> [Work required]
For every line in the records below that holds "bumi", make a copy.
-- Data in this exercise follows --
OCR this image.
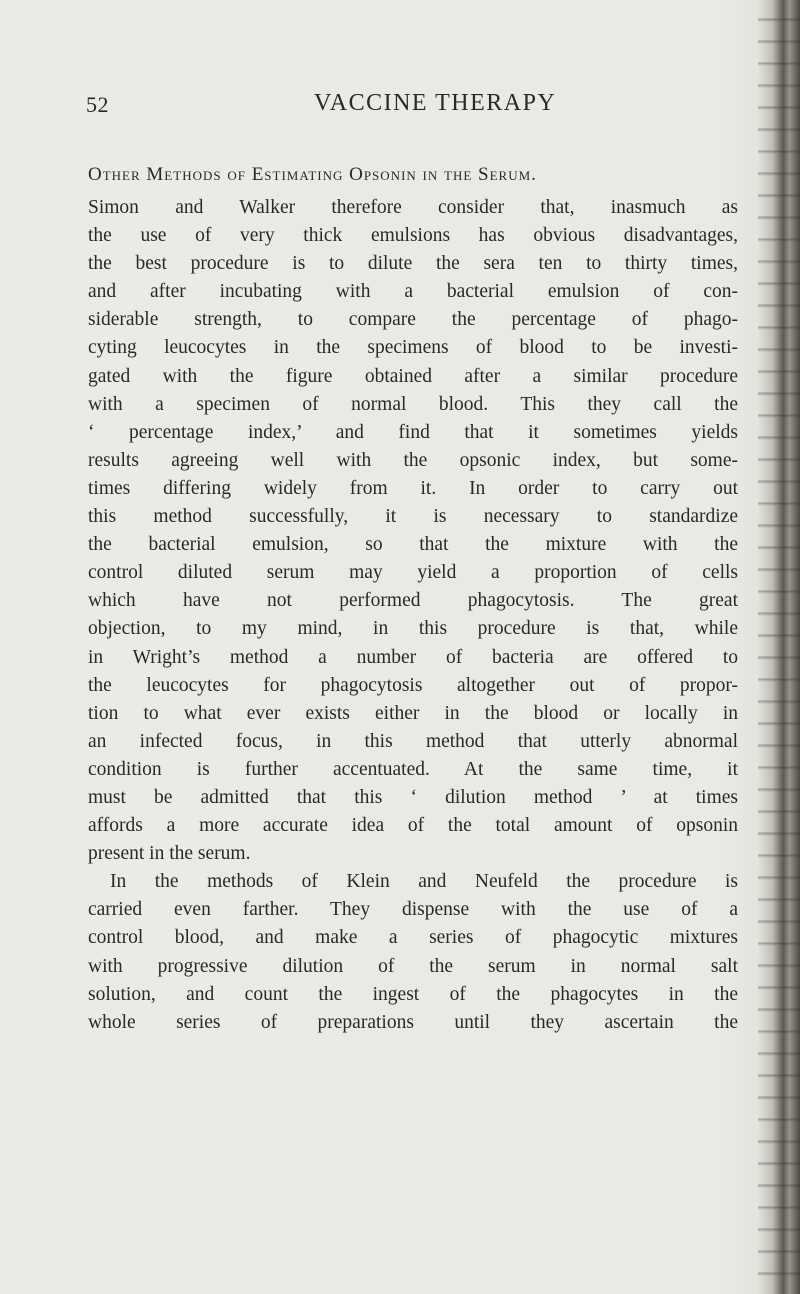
52	VACCINE THERAPY
Other Methods of Estimating Opsonin in the Serum.
Simon and Walker therefore consider that, inasmuch as
the use of very thick emulsions has obvious disadvantages,
the best procedure is to dilute the sera ten to thirty times,
and after incubating with a bacterial emulsion of con-
siderable strength, to compare the percentage of phago-
cyting leucocytes in the specimens of blood to be investi-
gated with the figure obtained after a similar procedure
with a specimen of normal blood. This they call the
‘ percentage index,’ and find that it sometimes yields
results agreeing well with the opsonic index, but some-
times differing widely from it. In order to carry out
this method successfully, it is necessary to standardize
the bacterial emulsion, so that the mixture with the
control diluted serum may yield a proportion of cells
which have not performed phagocytosis. The great
objection, to my mind, in this procedure is that, while
in Wright’s method a number of bacteria are offered to
the leucocytes for phagocytosis altogether out of propor-
tion to what ever exists either in the blood or locally in
an infected focus, in this method that utterly abnormal
condition is further accentuated. At the same time, it
must be admitted that this ‘ dilution method ’ at times
affords a more accurate idea of the total amount of opsonin
present in the serum.
In the methods of Klein and Neufeld the procedure is
carried even farther. They dispense with the use of a
control blood, and make a series of phagocytic mixtures
with progressive dilution of the serum in normal salt
solution, and count the ingest of the phagocytes in the
whole series of preparations until they ascertain the
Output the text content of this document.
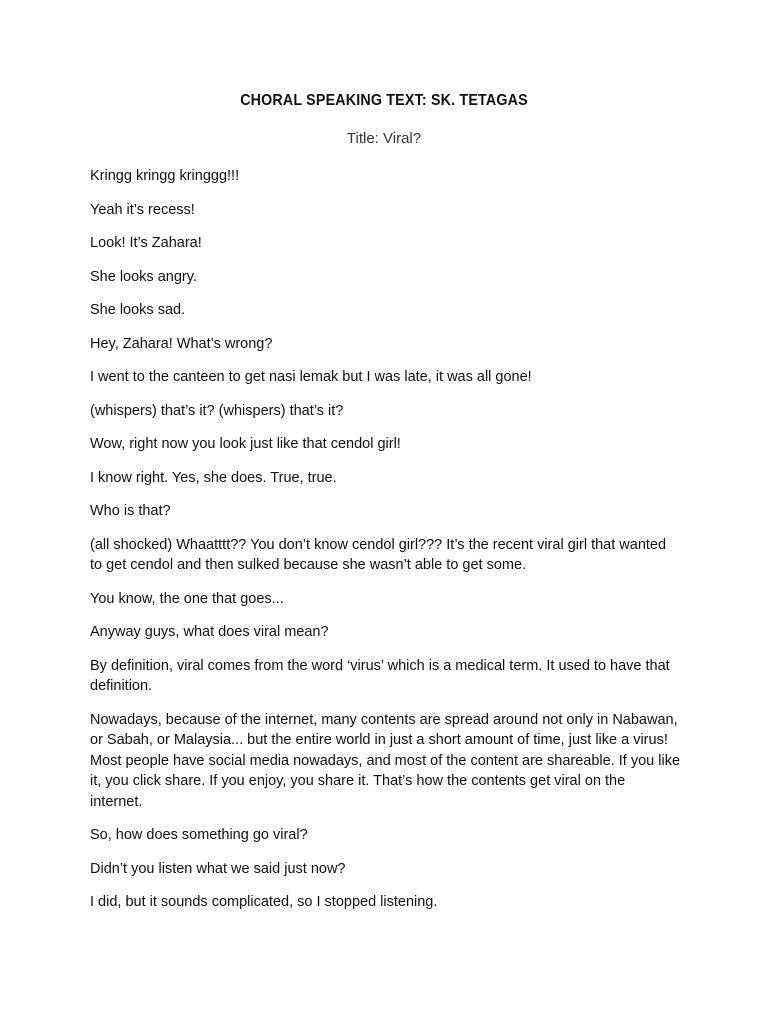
CHORAL SPEAKING TEXT: SK. TETAGAS
Title: Viral?

Kringg kringg kringgg!!!

Yeah it’s recess!

Look! It’s Zahara!

She looks angry.

She looks sad.

Hey, Zahara! What’s wrong?

I went to the canteen to get nasi lemak but I was late, it was all gone!

(whispers) that’s it? (whispers) that’s it?

Wow, right now you look just like that cendol girl!

I know right. Yes, she does. True, true.

Who is that?

(all shocked) Whaatttt?? You don’t know cendol girl??? It’s the recent viral girl that wanted to get cendol and then sulked because she wasn’t able to get some.

You know, the one that goes...

Anyway guys, what does viral mean?

By definition, viral comes from the word ‘virus’ which is a medical term. It used to have that definition.

Nowadays, because of the internet, many contents are spread around not only in Nabawan, or Sabah, or Malaysia... but the entire world in just a short amount of time, just like a virus! Most people have social media nowadays, and most of the content are shareable. If you like it, you click share. If you enjoy, you share it. That’s how the contents get viral on the internet.

So, how does something go viral?

Didn’t you listen what we said just now?

I did, but it sounds complicated, so I stopped listening.
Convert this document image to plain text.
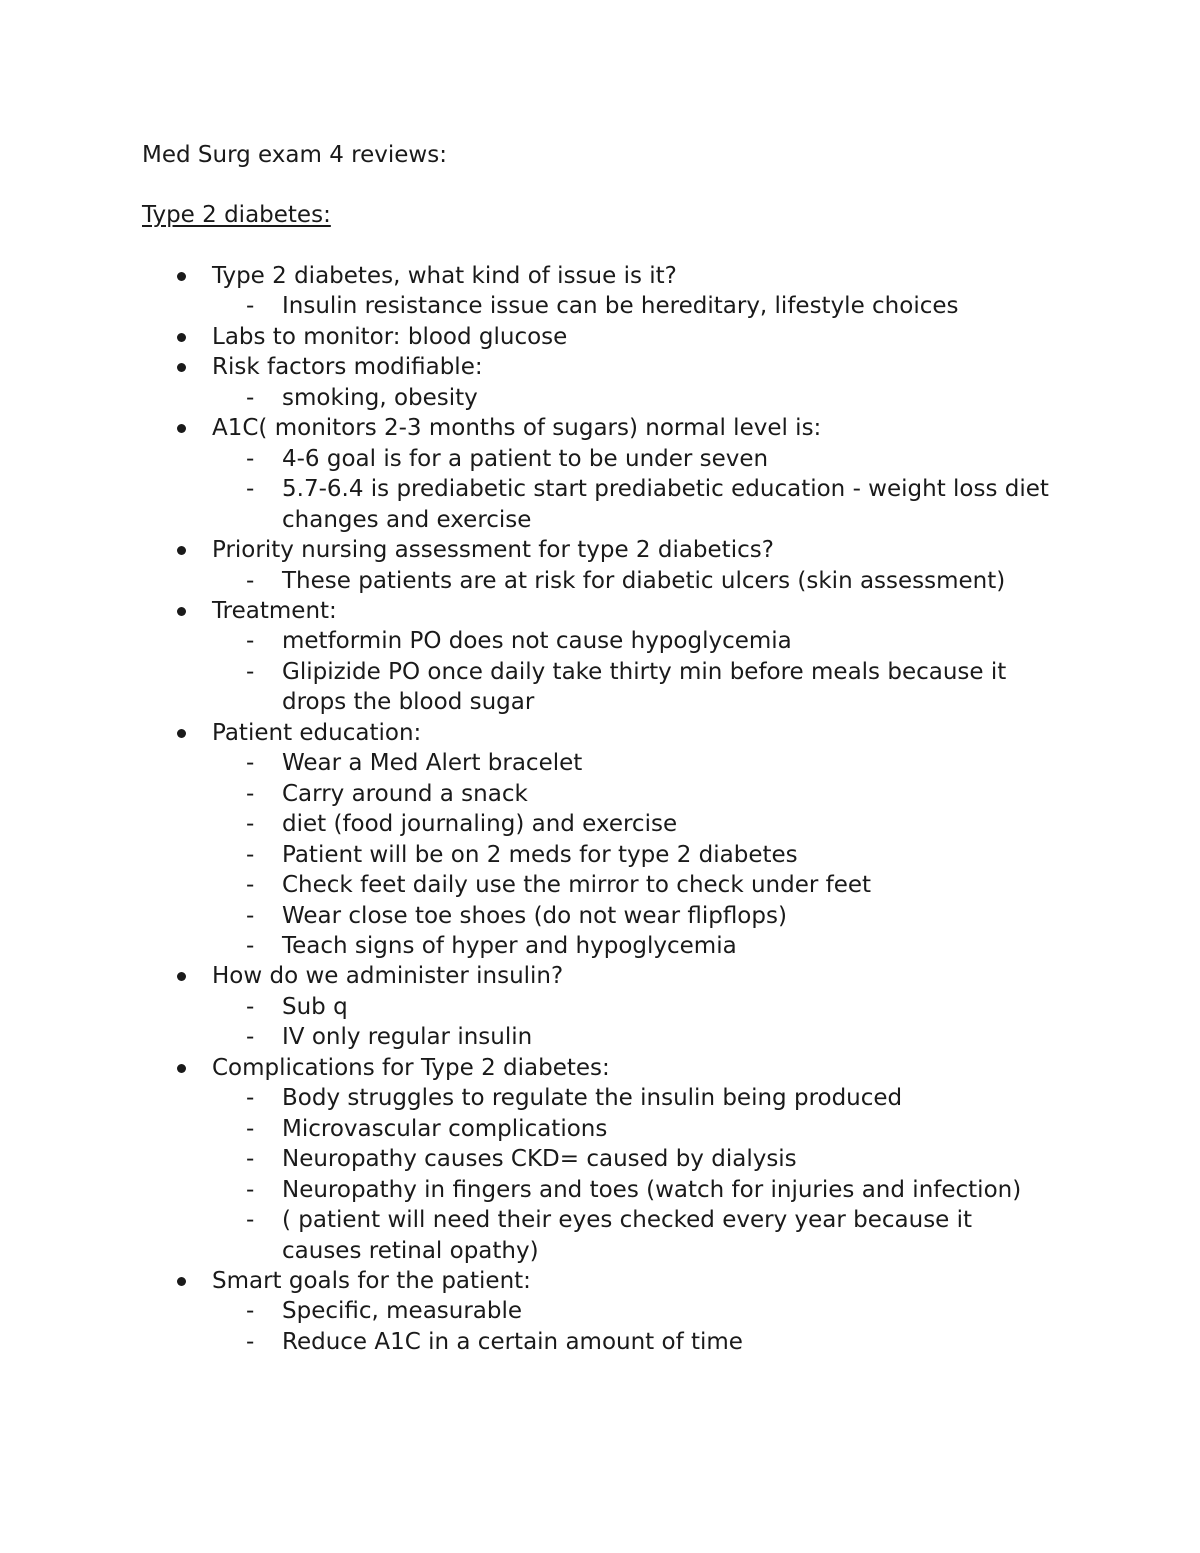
Med Surg exam 4 reviews:
Type 2 diabetes:
Type 2 diabetes, what kind of issue is it?
- Insulin resistance issue can be hereditary, lifestyle choices
Labs to monitor: blood glucose
Risk factors modifiable:
- smoking, obesity
A1C( monitors 2-3 months of sugars) normal level is:
- 4-6 goal is for a patient to be under seven
- 5.7-6.4 is prediabetic start prediabetic education - weight loss diet changes and exercise
Priority nursing assessment for type 2 diabetics?
- These patients are at risk for diabetic ulcers (skin assessment)
Treatment:
- metformin PO does not cause hypoglycemia
- Glipizide PO once daily take thirty min before meals because it drops the blood sugar
Patient education:
- Wear a Med Alert bracelet
- Carry around a snack
- diet (food journaling) and exercise
- Patient will be on 2 meds for type 2 diabetes
- Check feet daily use the mirror to check under feet
- Wear close toe shoes (do not wear flipflops)
- Teach signs of hyper and hypoglycemia
How do we administer insulin?
- Sub q
- IV only regular insulin
Complications for Type 2 diabetes:
- Body struggles to regulate the insulin being produced
- Microvascular complications
- Neuropathy causes CKD= caused by dialysis
- Neuropathy in fingers and toes (watch for injuries and infection)
- ( patient will need their eyes checked every year because it causes retinal opathy)
Smart goals for the patient:
- Specific, measurable
- Reduce A1C in a certain amount of time
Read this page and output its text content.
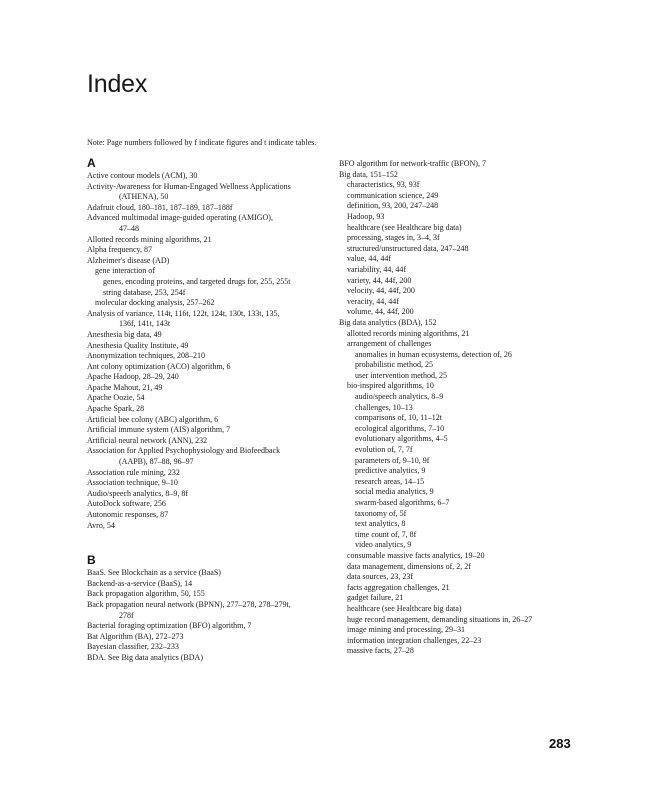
Index
Note: Page numbers followed by f indicate figures and t indicate tables.
A
Active contour models (ACM), 30
Activity-Awareness for Human-Engaged Wellness Applications
(ATHENA), 50
Adafruit cloud, 180–181, 187–189, 187–188f
Advanced multimodal image-guided operating (AMIGO),
47–48
Allotted records mining algorithms, 21
Alpha frequency, 87
Alzheimer's disease (AD)
gene interaction of
genes, encoding proteins, and targeted drugs for, 255, 255t
string database, 253, 254f
molecular docking analysis, 257–262
Analysis of variance, 114t, 116t, 122t, 124t, 130t, 133t, 135,
136f, 141t, 143t
Anesthesia big data, 49
Anesthesia Quality Institute, 49
Anonymization techniques, 208–210
Ant colony optimization (ACO) algorithm, 6
Apache Hadoop, 28–29, 240
Apache Mahout, 21, 49
Apache Oozie, 54
Apache Spark, 28
Artificial bee colony (ABC) algorithm, 6
Artificial immune system (AIS) algorithm, 7
Artificial neural network (ANN), 232
Association for Applied Psychophysiology and Biofeedback
(AAPB), 87–88, 96–97
Association rule mining, 232
Association technique, 9–10
Audio/speech analytics, 8–9, 8f
AutoDock software, 256
Autonomic responses, 87
Avro, 54
B
BaaS. See Blockchain as a service (BaaS)
Backend-as-a-service (BaaS), 14
Back propagation algorithm, 50, 155
Back propagation neural network (BPNN), 277–278, 278–279t,
278f
Bacterial foraging optimization (BFO) algorithm, 7
Bat Algorithm (BA), 272–273
Bayesian classifier, 232–233
BDA. See Big data analytics (BDA)
BFO algorithm for network-traffic (BFON), 7
Big data, 151–152
characteristics, 93, 93f
communication science, 249
definition, 93, 200, 247–248
Hadoop, 93
healthcare (see Healthcare big data)
processing, stages in, 3–4, 3f
structured/unstructured data, 247–248
value, 44, 44f
variability, 44, 44f
variety, 44, 44f, 200
velocity, 44, 44f, 200
veracity, 44, 44f
volume, 44, 44f, 200
Big data analytics (BDA), 152
allotted records mining algorithms, 21
arrangement of challenges
anomalies in human ecosystems, detection of, 26
probabilistic method, 25
user intervention method, 25
bio-inspired algorithms, 10
audio/speech analytics, 8–9
challenges, 10–13
comparisons of, 10, 11–12t
ecological algorithms, 7–10
evolutionary algorithms, 4–5
evolution of, 7, 7f
parameters of, 9–10, 9f
predictive analytics, 9
research areas, 14–15
social media analytics, 9
swarm-based algorithms, 6–7
taxonomy of, 5f
text analytics, 8
time count of, 7, 8f
video analytics, 9
consumable massive facts analytics, 19–20
data management, dimensions of, 2, 2f
data sources, 23, 23f
facts aggregation challenges, 21
gadget failure, 21
healthcare (see Healthcare big data)
huge record management, demanding situations in, 26–27
image mining and processing, 29–31
information integration challenges, 22–23
massive facts, 27–28
283
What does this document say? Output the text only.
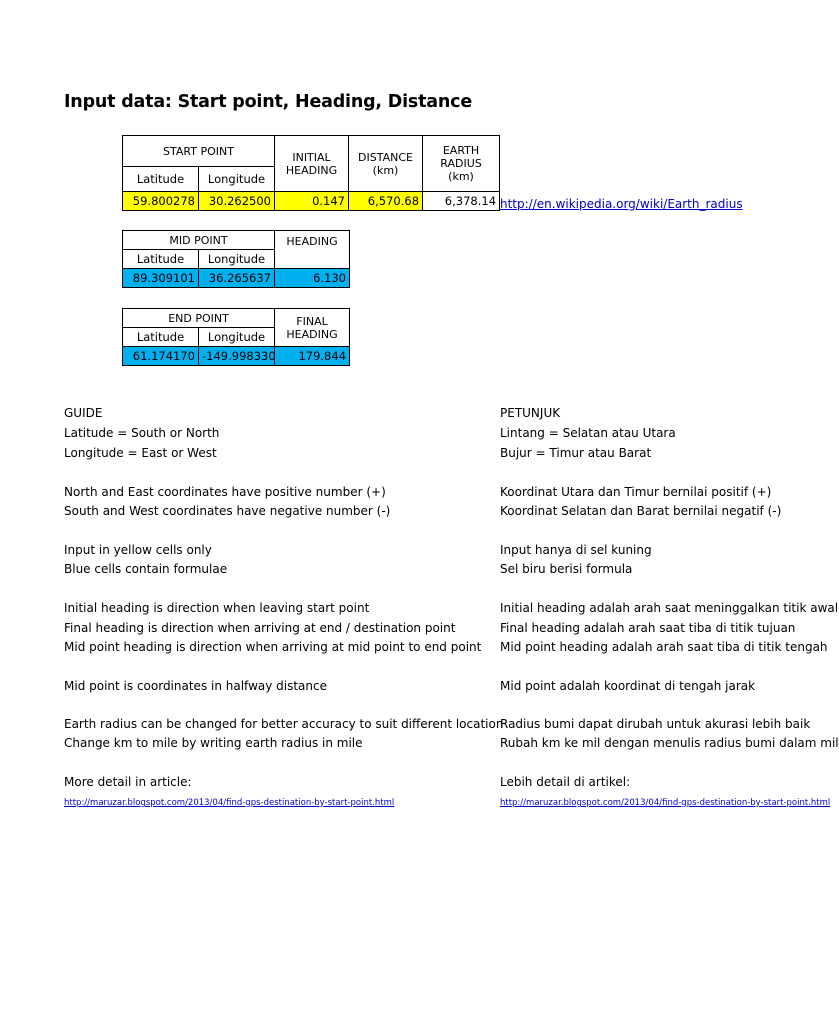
Input data: Start point, Heading, Distance
START POINT		INITIAL HEADING	DISTANCE (km)	EARTH RADIUS (km)
Latitude	Longitude			
59.800278	30.262500	0.147	6,570.68	6,378.14 http://en.wikipedia.org/wiki/Earth_radius
MID POINT		HEADING
Latitude	Longitude	
89.309101	36.265637	6.130
END POINT		FINAL HEADING
Latitude	Longitude	
61.174170	-149.998330	179.844
GUIDE
Latitude = South or North
Longitude = East or West
North and East coordinates have positive number (+)
South and West coordinates have negative number (-)
Input in yellow cells only
Blue cells contain formulae
Initial heading is direction when leaving start point
Final heading is direction when arriving at end / destination point
Mid point heading is direction when arriving at mid point to end point
Mid point is coordinates in halfway distance
Earth radius can be changed for better accuracy to suit different location
Change km to mile by writing earth radius in mile
More detail in article:
http://maruzar.blogspot.com/2013/04/find-gps-destination-by-start-point.html
PETUNJUK
Lintang = Selatan atau Utara
Bujur = Timur atau Barat
Koordinat Utara dan Timur bernilai positif (+)
Koordinat Selatan dan Barat bernilai negatif (-)
Input hanya di sel kuning
Sel biru berisi formula
Initial heading adalah arah saat meninggalkan titik awal
Final heading adalah arah saat tiba di titik tujuan
Mid point heading adalah arah saat tiba di titik tengah
Mid point adalah koordinat di tengah jarak
Radius bumi dapat dirubah untuk akurasi lebih baik
Rubah km ke mil dengan menulis radius bumi dalam mil
Lebih detail di artikel:
http://maruzar.blogspot.com/2013/04/find-gps-destination-by-start-point.html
-- Data in this exercise concluded --
> [Problem solution]
Radius bumi dapat dirubah untuk akurasi lebih baik
Rubah km ke mil dengan menulis radius bumi dalam mil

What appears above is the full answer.